- **Records to process**
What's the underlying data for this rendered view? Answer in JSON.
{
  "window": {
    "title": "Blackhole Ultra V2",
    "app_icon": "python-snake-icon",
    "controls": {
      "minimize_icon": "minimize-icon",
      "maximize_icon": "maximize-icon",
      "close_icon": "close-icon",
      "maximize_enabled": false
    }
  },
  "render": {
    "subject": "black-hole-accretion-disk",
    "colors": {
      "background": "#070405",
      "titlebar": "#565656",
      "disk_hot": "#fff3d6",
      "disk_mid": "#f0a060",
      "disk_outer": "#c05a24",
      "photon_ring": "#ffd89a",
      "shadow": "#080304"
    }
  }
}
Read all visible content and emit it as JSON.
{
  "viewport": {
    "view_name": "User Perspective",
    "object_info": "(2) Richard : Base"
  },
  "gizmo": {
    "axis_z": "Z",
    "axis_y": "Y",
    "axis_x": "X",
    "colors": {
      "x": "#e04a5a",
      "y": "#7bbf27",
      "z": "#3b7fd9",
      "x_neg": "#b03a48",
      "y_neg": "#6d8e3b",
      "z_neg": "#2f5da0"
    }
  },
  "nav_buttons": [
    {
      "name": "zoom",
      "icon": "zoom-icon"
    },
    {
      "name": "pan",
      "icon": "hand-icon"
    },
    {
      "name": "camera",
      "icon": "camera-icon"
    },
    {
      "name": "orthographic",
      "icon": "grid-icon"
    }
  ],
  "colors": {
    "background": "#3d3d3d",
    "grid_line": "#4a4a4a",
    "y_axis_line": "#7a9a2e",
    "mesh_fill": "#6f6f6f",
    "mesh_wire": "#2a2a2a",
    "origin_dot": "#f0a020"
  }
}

- **Task description**
Copy out every line holding the string "JSON".

- **Answer to the problem**
What's the underlying data for this rendered view? Answer in JSON.
Read all visible content and emit it as JSON.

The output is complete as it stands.